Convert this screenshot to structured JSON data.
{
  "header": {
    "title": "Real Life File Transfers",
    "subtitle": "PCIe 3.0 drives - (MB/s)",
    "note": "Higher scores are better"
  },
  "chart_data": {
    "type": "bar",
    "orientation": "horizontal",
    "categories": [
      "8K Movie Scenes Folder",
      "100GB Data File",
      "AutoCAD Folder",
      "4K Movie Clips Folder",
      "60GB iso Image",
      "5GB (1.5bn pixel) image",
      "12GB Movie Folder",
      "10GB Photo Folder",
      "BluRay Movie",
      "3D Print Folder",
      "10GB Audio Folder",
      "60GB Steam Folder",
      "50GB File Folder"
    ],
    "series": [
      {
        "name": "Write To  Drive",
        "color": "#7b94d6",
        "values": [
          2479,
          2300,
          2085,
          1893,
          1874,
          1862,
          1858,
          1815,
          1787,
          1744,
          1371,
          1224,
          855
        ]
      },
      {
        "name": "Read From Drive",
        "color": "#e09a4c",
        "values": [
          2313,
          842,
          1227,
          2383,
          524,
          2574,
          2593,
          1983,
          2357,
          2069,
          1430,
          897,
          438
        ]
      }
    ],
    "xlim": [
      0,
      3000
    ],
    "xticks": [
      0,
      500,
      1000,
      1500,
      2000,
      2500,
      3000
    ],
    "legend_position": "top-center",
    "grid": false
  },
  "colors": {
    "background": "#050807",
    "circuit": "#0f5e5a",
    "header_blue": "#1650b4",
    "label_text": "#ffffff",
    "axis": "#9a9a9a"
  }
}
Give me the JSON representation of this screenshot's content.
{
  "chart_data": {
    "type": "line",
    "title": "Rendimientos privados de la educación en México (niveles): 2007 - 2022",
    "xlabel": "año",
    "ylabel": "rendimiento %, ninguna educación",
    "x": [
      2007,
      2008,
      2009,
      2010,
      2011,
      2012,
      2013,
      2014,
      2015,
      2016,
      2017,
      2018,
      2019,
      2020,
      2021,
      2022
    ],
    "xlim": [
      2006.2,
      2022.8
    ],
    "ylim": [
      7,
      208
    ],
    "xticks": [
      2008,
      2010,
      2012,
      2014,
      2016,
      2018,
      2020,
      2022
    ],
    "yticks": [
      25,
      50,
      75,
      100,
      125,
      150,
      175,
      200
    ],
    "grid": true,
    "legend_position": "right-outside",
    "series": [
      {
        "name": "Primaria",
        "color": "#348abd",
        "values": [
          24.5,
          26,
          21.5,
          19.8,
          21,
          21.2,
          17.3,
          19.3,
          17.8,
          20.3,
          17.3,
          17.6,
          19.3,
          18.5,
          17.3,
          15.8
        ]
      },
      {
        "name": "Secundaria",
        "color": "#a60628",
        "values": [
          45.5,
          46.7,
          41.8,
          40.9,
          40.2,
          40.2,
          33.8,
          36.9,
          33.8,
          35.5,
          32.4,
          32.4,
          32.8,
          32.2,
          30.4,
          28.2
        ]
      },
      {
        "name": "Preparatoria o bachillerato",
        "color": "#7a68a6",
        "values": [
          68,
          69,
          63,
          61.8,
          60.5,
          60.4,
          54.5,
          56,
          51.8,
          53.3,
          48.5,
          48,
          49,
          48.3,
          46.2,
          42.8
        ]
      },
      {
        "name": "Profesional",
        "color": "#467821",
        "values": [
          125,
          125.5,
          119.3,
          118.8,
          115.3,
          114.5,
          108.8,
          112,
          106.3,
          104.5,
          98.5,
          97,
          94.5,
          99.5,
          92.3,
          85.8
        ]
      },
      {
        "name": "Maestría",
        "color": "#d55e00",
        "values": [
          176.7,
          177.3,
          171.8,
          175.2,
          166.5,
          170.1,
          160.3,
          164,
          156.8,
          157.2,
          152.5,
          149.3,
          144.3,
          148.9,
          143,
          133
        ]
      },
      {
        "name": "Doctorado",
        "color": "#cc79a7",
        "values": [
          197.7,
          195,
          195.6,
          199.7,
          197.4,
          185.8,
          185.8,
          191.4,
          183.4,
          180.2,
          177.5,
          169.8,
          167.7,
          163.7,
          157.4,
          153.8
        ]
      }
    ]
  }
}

### [TASK STATEMENT]
Write out the whole listing again. Match it word for word.

### [TASK RESULT]
Convert this screenshot to structured JSON data.
{
  "header": {
    "title": "Real Life File Transfers",
    "subtitle": "PCIe 3.0 drives - (MB/s)",
    "note": "Higher scores are better"
  },
  "chart_data": {
    "type": "bar",
    "orientation": "horizontal",
    "categories": [
      "8K Movie Scenes Folder",
      "100GB Data File",
      "AutoCAD Folder",
      "4K Movie Clips Folder",
      "60GB iso Image",
      "5GB (1.5bn pixel) image",
      "12GB Movie Folder",
      "10GB Photo Folder",
      "BluRay Movie",
      "3D Print Folder",
      "10GB Audio Folder",
      "60GB Steam Folder",
      "50GB File Folder"
    ],
    "series": [
      {
        "name": "Write To  Drive",
        "color": "#7b94d6",
        "values": [
          2479,
          2300,
          2085,
          1893,
          1874,
          1862,
          1858,
          1815,
          1787,
          1744,
          1371,
          1224,
          855
        ]
      },
      {
        "name": "Read From Drive",
        "color": "#e09a4c",
        "values": [
          2313,
          842,
          1227,
          2383,
          524,
          2574,
          2593,
          1983,
          2357,
          2069,
          1430,
          897,
          438
        ]
      }
    ],
    "xlim": [
      0,
      3000
    ],
    "xticks": [
      0,
      500,
      1000,
      1500,
      2000,
      2500,
      3000
    ],
    "legend_position": "top-center",
    "grid": false
  },
  "colors": {
    "background": "#050807",
    "circuit": "#0f5e5a",
    "header_blue": "#1650b4",
    "label_text": "#ffffff",
    "axis": "#9a9a9a"
  }
}
Give me the JSON representation of this screenshot's content.
{
  "chart_data": {
    "type": "line",
    "title": "Rendimientos privados de la educación en México (niveles): 2007 - 2022",
    "xlabel": "año",
    "ylabel": "rendimiento %, ninguna educación",
    "x": [
      2007,
      2008,
      2009,
      2010,
      2011,
      2012,
      2013,
      2014,
      2015,
      2016,
      2017,
      2018,
      2019,
      2020,
      2021,
      2022
    ],
    "xlim": [
      2006.2,
      2022.8
    ],
    "ylim": [
      7,
      208
    ],
    "xticks": [
      2008,
      2010,
      2012,
      2014,
      2016,
      2018,
      2020,
      2022
    ],
    "yticks": [
      25,
      50,
      75,
      100,
      125,
      150,
      175,
      200
    ],
    "grid": true,
    "legend_position": "right-outside",
    "series": [
      {
        "name": "Primaria",
        "color": "#348abd",
        "values": [
          24.5,
          26,
          21.5,
          19.8,
          21,
          21.2,
          17.3,
          19.3,
          17.8,
          20.3,
          17.3,
          17.6,
          19.3,
          18.5,
          17.3,
          15.8
        ]
      },
      {
        "name": "Secundaria",
        "color": "#a60628",
        "values": [
          45.5,
          46.7,
          41.8,
          40.9,
          40.2,
          40.2,
          33.8,
          36.9,
          33.8,
          35.5,
          32.4,
          32.4,
          32.8,
          32.2,
          30.4,
          28.2
        ]
      },
      {
        "name": "Preparatoria o bachillerato",
        "color": "#7a68a6",
        "values": [
          68,
          69,
          63,
          61.8,
          60.5,
          60.4,
          54.5,
          56,
          51.8,
          53.3,
          48.5,
          48,
          49,
          48.3,
          46.2,
          42.8
        ]
      },
      {
        "name": "Profesional",
        "color": "#467821",
        "values": [
          125,
          125.5,
          119.3,
          118.8,
          115.3,
          114.5,
          108.8,
          112,
          106.3,
          104.5,
          98.5,
          97,
          94.5,
          99.5,
          92.3,
          85.8
        ]
      },
      {
        "name": "Maestría",
        "color": "#d55e00",
        "values": [
          176.7,
          177.3,
          171.8,
          175.2,
          166.5,
          170.1,
          160.3,
          164,
          156.8,
          157.2,
          152.5,
          149.3,
          144.3,
          148.9,
          143,
          133
        ]
      },
      {
        "name": "Doctorado",
        "color": "#cc79a7",
        "values": [
          197.7,
          195,
          195.6,
          199.7,
          197.4,
          185.8,
          185.8,
          191.4,
          183.4,
          180.2,
          177.5,
          169.8,
          167.7,
          163.7,
          157.4,
          153.8
        ]
      }
    ]
  }
}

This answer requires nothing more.